**Input data:**
◇ ◇ ◇ ◇

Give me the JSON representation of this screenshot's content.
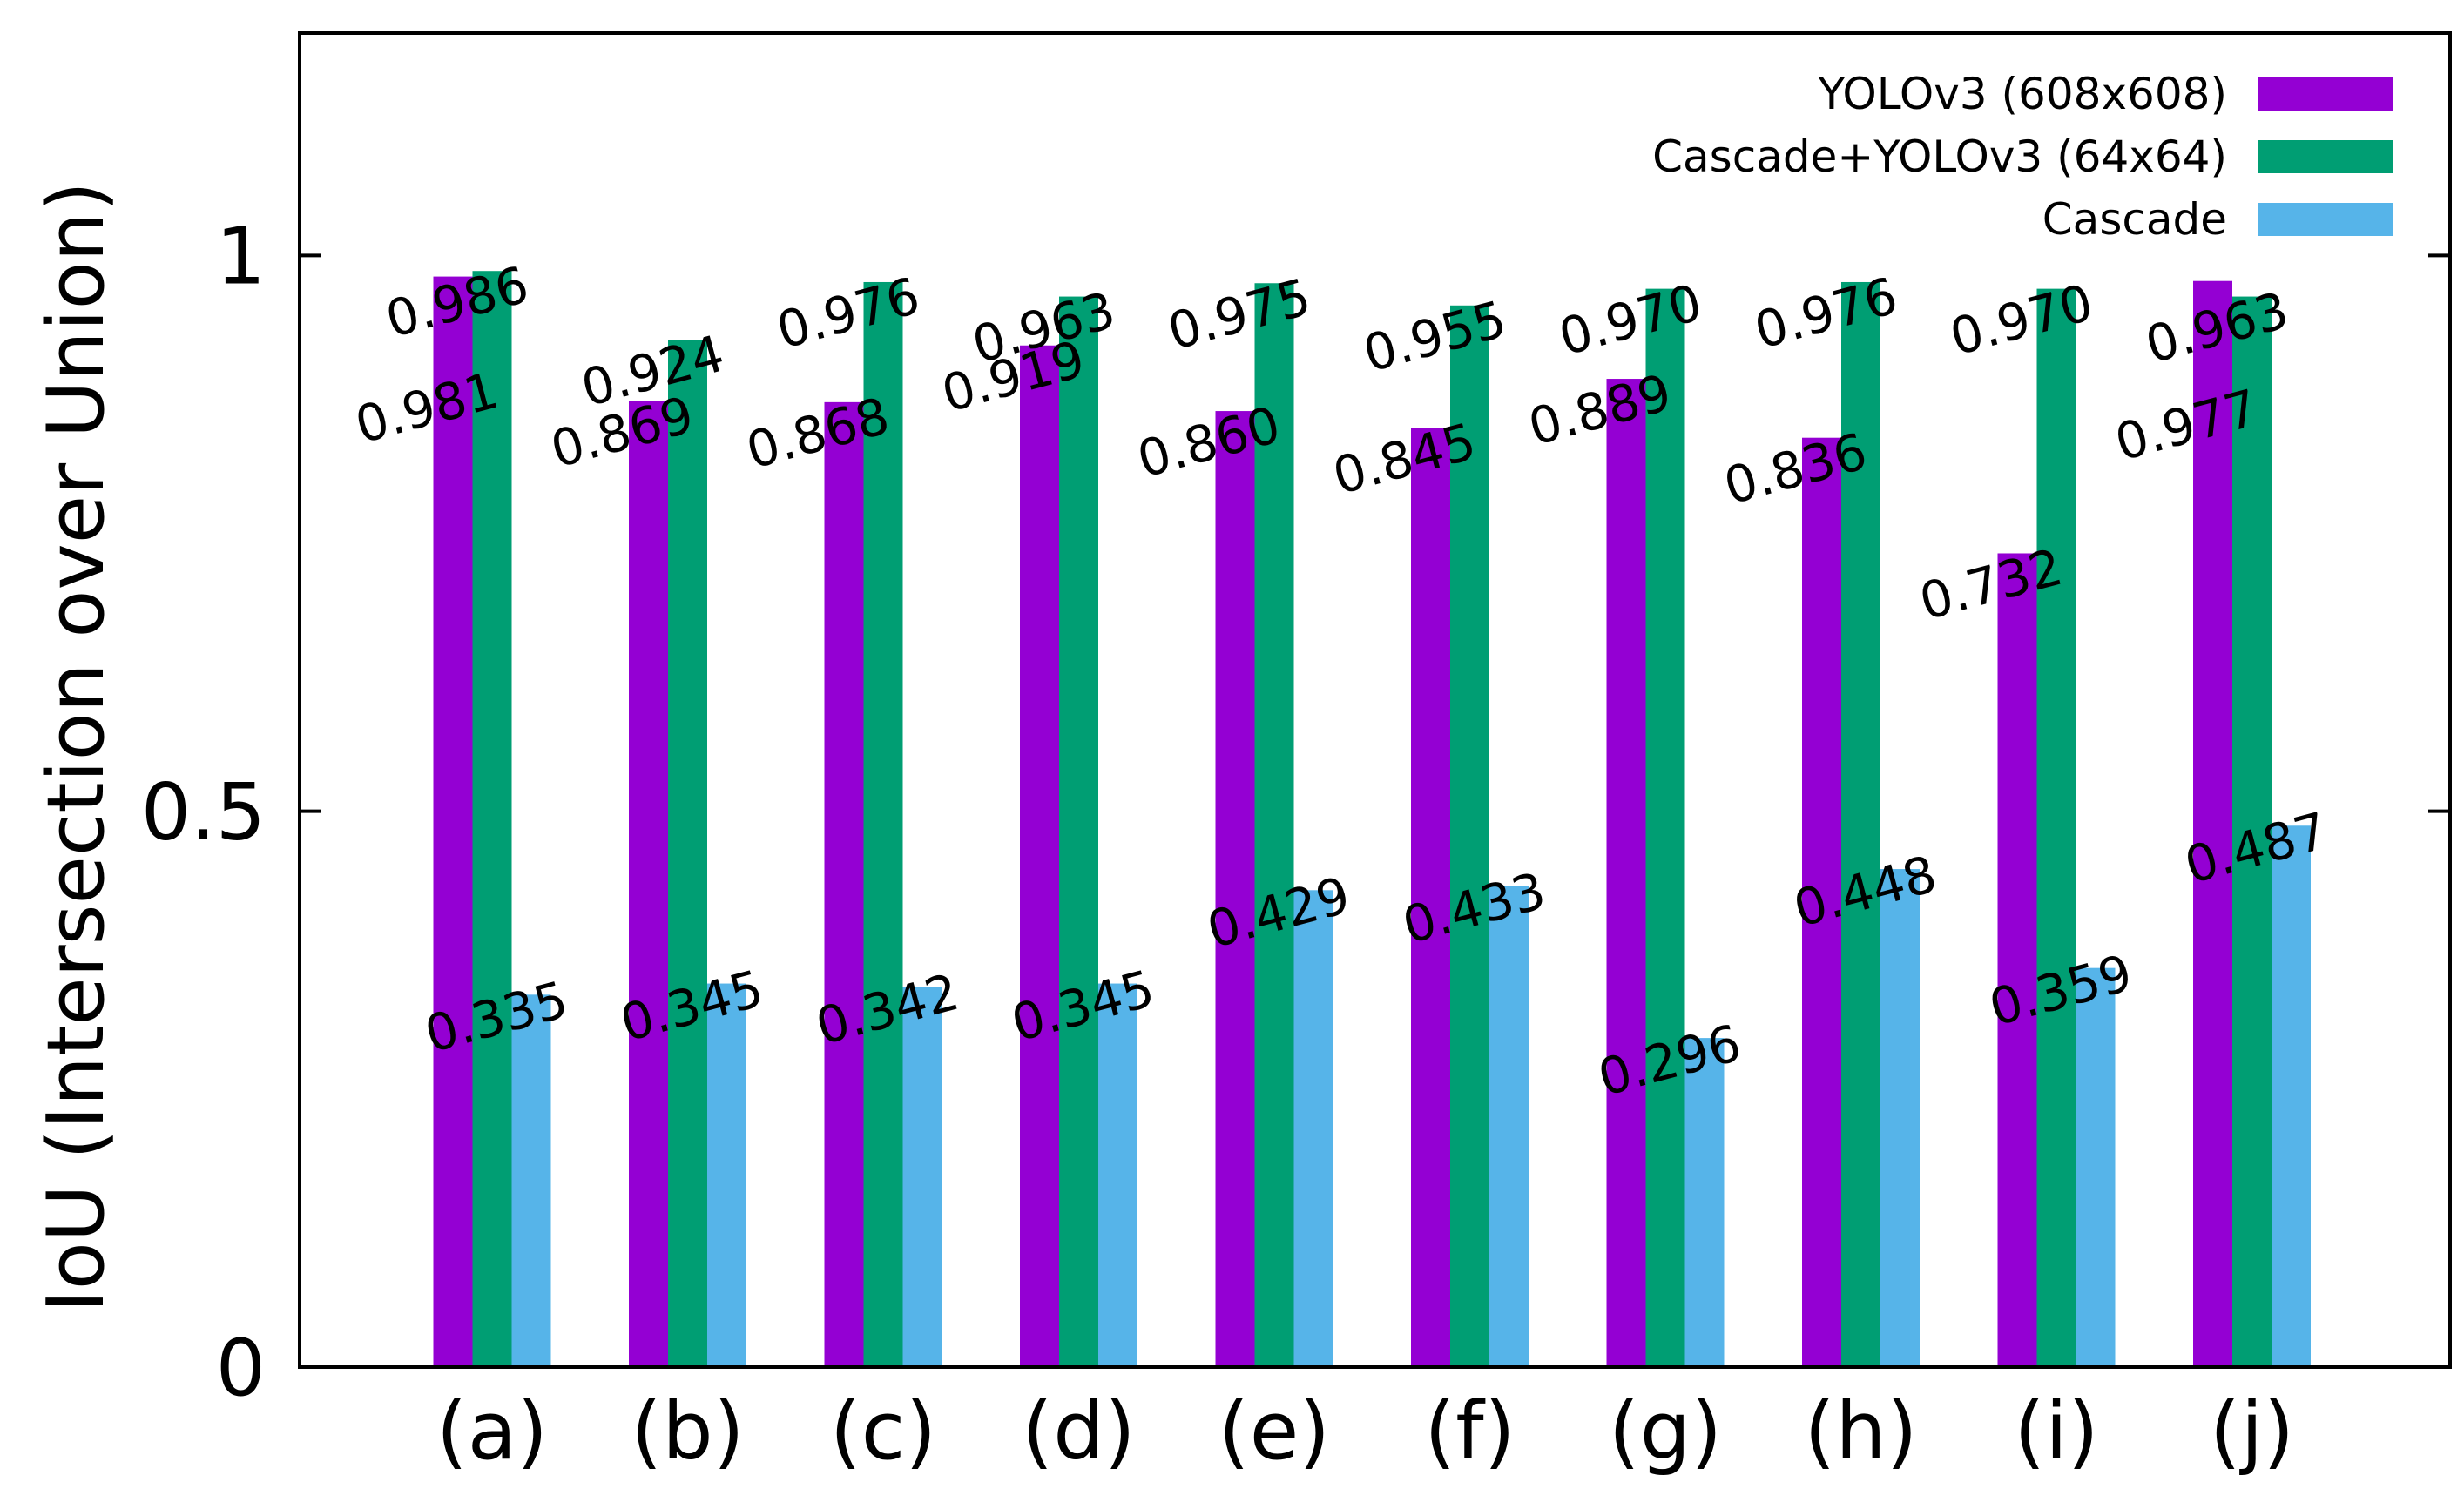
{
  "chart_data": {
    "type": "bar",
    "title": "",
    "xlabel": "",
    "ylabel": "IoU (Intersection over Union)",
    "ylim": [
      0,
      1.2
    ],
    "yticks": [
      {
        "value": 0,
        "label": "0"
      },
      {
        "value": 0.5,
        "label": "0.5"
      },
      {
        "value": 1,
        "label": "1"
      }
    ],
    "grid": false,
    "legend_position": "top-right",
    "categories": [
      "(a)",
      "(b)",
      "(c)",
      "(d)",
      "(e)",
      "(f)",
      "(g)",
      "(h)",
      "(i)",
      "(j)"
    ],
    "series": [
      {
        "name": "YOLOv3 (608x608)",
        "color": "#9400d3",
        "values": [
          0.981,
          0.869,
          0.868,
          0.919,
          0.86,
          0.845,
          0.889,
          0.836,
          0.732,
          0.977
        ],
        "labels": [
          "0.981",
          "0.869",
          "0.868",
          "0.919",
          "0.860",
          "0.845",
          "0.889",
          "0.836",
          "0.732",
          "0.977"
        ]
      },
      {
        "name": "Cascade+YOLOv3 (64x64)",
        "color": "#009e73",
        "values": [
          0.986,
          0.924,
          0.976,
          0.963,
          0.975,
          0.955,
          0.97,
          0.976,
          0.97,
          0.963
        ],
        "labels": [
          "0.986",
          "0.924",
          "0.976",
          "0.963",
          "0.975",
          "0.955",
          "0.970",
          "0.976",
          "0.970",
          "0.963"
        ]
      },
      {
        "name": "Cascade",
        "color": "#56b4e9",
        "values": [
          0.335,
          0.345,
          0.342,
          0.345,
          0.429,
          0.433,
          0.296,
          0.448,
          0.359,
          0.487
        ],
        "labels": [
          "0.335",
          "0.345",
          "0.342",
          "0.345",
          "0.429",
          "0.433",
          "0.296",
          "0.448",
          "0.359",
          "0.487"
        ]
      }
    ]
  }
}
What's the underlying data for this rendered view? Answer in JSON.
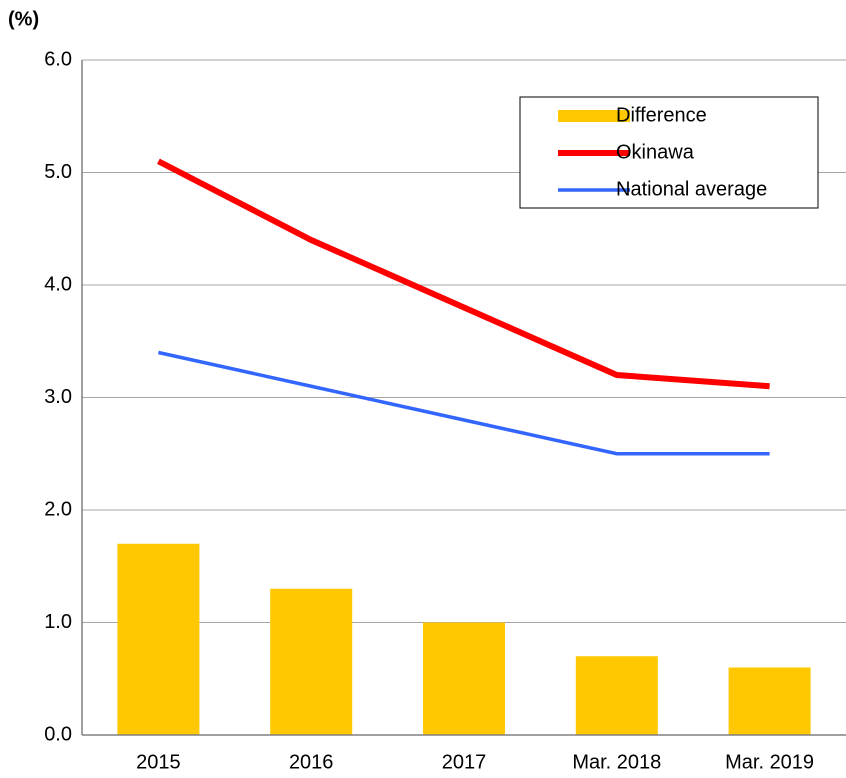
{
  "chart_data": {
    "type": "bar",
    "ylabel": "(%)",
    "categories": [
      "2015",
      "2016",
      "2017",
      "Mar. 2018",
      "Mar. 2019"
    ],
    "series": [
      {
        "name": "Difference",
        "type": "bar",
        "color": "#ffc800",
        "values": [
          1.7,
          1.3,
          1.0,
          0.7,
          0.6
        ]
      },
      {
        "name": "Okinawa",
        "type": "line",
        "color": "#ff0000",
        "values": [
          5.1,
          4.4,
          3.8,
          3.2,
          3.1
        ]
      },
      {
        "name": "National average",
        "type": "line",
        "color": "#3366ff",
        "values": [
          3.4,
          3.1,
          2.8,
          2.5,
          2.5
        ]
      }
    ],
    "ylim": [
      0,
      6
    ],
    "yticks": [
      {
        "value": 0,
        "label": "0.0"
      },
      {
        "value": 1,
        "label": "1.0"
      },
      {
        "value": 2,
        "label": "2.0"
      },
      {
        "value": 3,
        "label": "3.0"
      },
      {
        "value": 4,
        "label": "4.0"
      },
      {
        "value": 5,
        "label": "5.0"
      },
      {
        "value": 6,
        "label": "6.0"
      }
    ],
    "grid": true,
    "legend": "upper right"
  }
}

◇ ◇ ◇ ◇

**The problem:** Above are the records. Copy exactly, and only, the lines from the line containing "What's the underlying" through the last one, omitting any pictures.

**Reply to the task:**
What's the underlying data for this rendered view? Answer in JSON.
{
  "chart_data": {
    "type": "bar",
    "ylabel": "(%)",
    "categories": [
      "2015",
      "2016",
      "2017",
      "Mar. 2018",
      "Mar. 2019"
    ],
    "series": [
      {
        "name": "Difference",
        "type": "bar",
        "color": "#ffc800",
        "values": [
          1.7,
          1.3,
          1.0,
          0.7,
          0.6
        ]
      },
      {
        "name": "Okinawa",
        "type": "line",
        "color": "#ff0000",
        "values": [
          5.1,
          4.4,
          3.8,
          3.2,
          3.1
        ]
      },
      {
        "name": "National average",
        "type": "line",
        "color": "#3366ff",
        "values": [
          3.4,
          3.1,
          2.8,
          2.5,
          2.5
        ]
      }
    ],
    "ylim": [
      0,
      6
    ],
    "yticks": [
      {
        "value": 0,
        "label": "0.0"
      },
      {
        "value": 1,
        "label": "1.0"
      },
      {
        "value": 2,
        "label": "2.0"
      },
      {
        "value": 3,
        "label": "3.0"
      },
      {
        "value": 4,
        "label": "4.0"
      },
      {
        "value": 5,
        "label": "5.0"
      },
      {
        "value": 6,
        "label": "6.0"
      }
    ],
    "grid": true,
    "legend": "upper right"
  }
}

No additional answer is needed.